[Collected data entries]
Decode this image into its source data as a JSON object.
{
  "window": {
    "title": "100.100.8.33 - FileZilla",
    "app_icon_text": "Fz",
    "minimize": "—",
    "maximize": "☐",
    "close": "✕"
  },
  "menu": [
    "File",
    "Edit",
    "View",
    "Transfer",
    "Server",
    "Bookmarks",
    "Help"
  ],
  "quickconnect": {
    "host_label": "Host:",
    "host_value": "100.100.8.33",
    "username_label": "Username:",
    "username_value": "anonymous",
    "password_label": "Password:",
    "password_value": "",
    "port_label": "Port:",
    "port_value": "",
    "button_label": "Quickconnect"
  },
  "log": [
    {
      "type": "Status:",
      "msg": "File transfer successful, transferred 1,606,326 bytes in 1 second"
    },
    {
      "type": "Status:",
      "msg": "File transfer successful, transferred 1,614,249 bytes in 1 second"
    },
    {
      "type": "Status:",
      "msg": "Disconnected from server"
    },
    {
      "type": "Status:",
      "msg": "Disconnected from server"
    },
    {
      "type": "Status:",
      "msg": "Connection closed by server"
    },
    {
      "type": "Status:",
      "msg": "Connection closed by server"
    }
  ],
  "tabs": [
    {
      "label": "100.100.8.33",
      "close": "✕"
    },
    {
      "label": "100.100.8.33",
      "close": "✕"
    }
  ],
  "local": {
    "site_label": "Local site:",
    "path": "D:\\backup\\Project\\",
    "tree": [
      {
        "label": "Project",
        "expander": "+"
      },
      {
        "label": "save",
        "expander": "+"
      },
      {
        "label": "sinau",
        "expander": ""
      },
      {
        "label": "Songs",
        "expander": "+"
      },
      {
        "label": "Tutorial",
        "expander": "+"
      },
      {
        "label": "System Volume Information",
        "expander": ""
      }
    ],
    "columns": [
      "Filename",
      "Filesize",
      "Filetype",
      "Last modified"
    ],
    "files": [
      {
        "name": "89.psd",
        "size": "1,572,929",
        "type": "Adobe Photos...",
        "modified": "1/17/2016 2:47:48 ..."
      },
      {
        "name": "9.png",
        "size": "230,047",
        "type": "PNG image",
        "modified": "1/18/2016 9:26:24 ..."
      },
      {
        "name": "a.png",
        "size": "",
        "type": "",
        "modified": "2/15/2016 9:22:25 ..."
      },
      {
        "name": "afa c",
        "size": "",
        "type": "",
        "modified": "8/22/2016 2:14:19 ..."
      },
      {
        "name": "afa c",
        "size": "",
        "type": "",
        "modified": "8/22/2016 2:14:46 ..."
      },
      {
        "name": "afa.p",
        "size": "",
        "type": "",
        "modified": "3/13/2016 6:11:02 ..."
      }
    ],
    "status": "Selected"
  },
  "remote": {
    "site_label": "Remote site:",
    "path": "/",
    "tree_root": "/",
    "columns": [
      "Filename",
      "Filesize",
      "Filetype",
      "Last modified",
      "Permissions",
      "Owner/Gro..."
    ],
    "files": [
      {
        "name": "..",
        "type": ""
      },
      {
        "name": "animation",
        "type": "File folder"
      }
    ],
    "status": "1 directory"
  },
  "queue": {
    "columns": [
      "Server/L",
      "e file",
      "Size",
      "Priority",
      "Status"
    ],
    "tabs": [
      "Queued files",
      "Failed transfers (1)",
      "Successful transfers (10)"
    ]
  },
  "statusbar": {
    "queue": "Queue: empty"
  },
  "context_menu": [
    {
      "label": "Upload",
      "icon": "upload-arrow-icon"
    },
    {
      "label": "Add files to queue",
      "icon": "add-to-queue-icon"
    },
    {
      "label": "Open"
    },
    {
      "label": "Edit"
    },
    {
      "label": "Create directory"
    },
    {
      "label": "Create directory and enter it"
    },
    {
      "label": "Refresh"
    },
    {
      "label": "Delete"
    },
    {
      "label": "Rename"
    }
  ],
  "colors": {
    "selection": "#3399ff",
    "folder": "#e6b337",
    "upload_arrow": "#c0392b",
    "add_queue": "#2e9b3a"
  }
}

(TASK DETAILS) Transcribe the material above word for word.

(FINAL RESULT)
Decode this image into its source data as a JSON object.
{
  "window": {
    "title": "100.100.8.33 - FileZilla",
    "app_icon_text": "Fz",
    "minimize": "—",
    "maximize": "☐",
    "close": "✕"
  },
  "menu": [
    "File",
    "Edit",
    "View",
    "Transfer",
    "Server",
    "Bookmarks",
    "Help"
  ],
  "quickconnect": {
    "host_label": "Host:",
    "host_value": "100.100.8.33",
    "username_label": "Username:",
    "username_value": "anonymous",
    "password_label": "Password:",
    "password_value": "",
    "port_label": "Port:",
    "port_value": "",
    "button_label": "Quickconnect"
  },
  "log": [
    {
      "type": "Status:",
      "msg": "File transfer successful, transferred 1,606,326 bytes in 1 second"
    },
    {
      "type": "Status:",
      "msg": "File transfer successful, transferred 1,614,249 bytes in 1 second"
    },
    {
      "type": "Status:",
      "msg": "Disconnected from server"
    },
    {
      "type": "Status:",
      "msg": "Disconnected from server"
    },
    {
      "type": "Status:",
      "msg": "Connection closed by server"
    },
    {
      "type": "Status:",
      "msg": "Connection closed by server"
    }
  ],
  "tabs": [
    {
      "label": "100.100.8.33",
      "close": "✕"
    },
    {
      "label": "100.100.8.33",
      "close": "✕"
    }
  ],
  "local": {
    "site_label": "Local site:",
    "path": "D:\\backup\\Project\\",
    "tree": [
      {
        "label": "Project",
        "expander": "+"
      },
      {
        "label": "save",
        "expander": "+"
      },
      {
        "label": "sinau",
        "expander": ""
      },
      {
        "label": "Songs",
        "expander": "+"
      },
      {
        "label": "Tutorial",
        "expander": "+"
      },
      {
        "label": "System Volume Information",
        "expander": ""
      }
    ],
    "columns": [
      "Filename",
      "Filesize",
      "Filetype",
      "Last modified"
    ],
    "files": [
      {
        "name": "89.psd",
        "size": "1,572,929",
        "type": "Adobe Photos...",
        "modified": "1/17/2016 2:47:48 ..."
      },
      {
        "name": "9.png",
        "size": "230,047",
        "type": "PNG image",
        "modified": "1/18/2016 9:26:24 ..."
      },
      {
        "name": "a.png",
        "size": "",
        "type": "",
        "modified": "2/15/2016 9:22:25 ..."
      },
      {
        "name": "afa c",
        "size": "",
        "type": "",
        "modified": "8/22/2016 2:14:19 ..."
      },
      {
        "name": "afa c",
        "size": "",
        "type": "",
        "modified": "8/22/2016 2:14:46 ..."
      },
      {
        "name": "afa.p",
        "size": "",
        "type": "",
        "modified": "3/13/2016 6:11:02 ..."
      }
    ],
    "status": "Selected"
  },
  "remote": {
    "site_label": "Remote site:",
    "path": "/",
    "tree_root": "/",
    "columns": [
      "Filename",
      "Filesize",
      "Filetype",
      "Last modified",
      "Permissions",
      "Owner/Gro..."
    ],
    "files": [
      {
        "name": "..",
        "type": ""
      },
      {
        "name": "animation",
        "type": "File folder"
      }
    ],
    "status": "1 directory"
  },
  "queue": {
    "columns": [
      "Server/L",
      "e file",
      "Size",
      "Priority",
      "Status"
    ],
    "tabs": [
      "Queued files",
      "Failed transfers (1)",
      "Successful transfers (10)"
    ]
  },
  "statusbar": {
    "queue": "Queue: empty"
  },
  "context_menu": [
    {
      "label": "Upload",
      "icon": "upload-arrow-icon"
    },
    {
      "label": "Add files to queue",
      "icon": "add-to-queue-icon"
    },
    {
      "label": "Open"
    },
    {
      "label": "Edit"
    },
    {
      "label": "Create directory"
    },
    {
      "label": "Create directory and enter it"
    },
    {
      "label": "Refresh"
    },
    {
      "label": "Delete"
    },
    {
      "label": "Rename"
    }
  ],
  "colors": {
    "selection": "#3399ff",
    "folder": "#e6b337",
    "upload_arrow": "#c0392b",
    "add_queue": "#2e9b3a"
  }
}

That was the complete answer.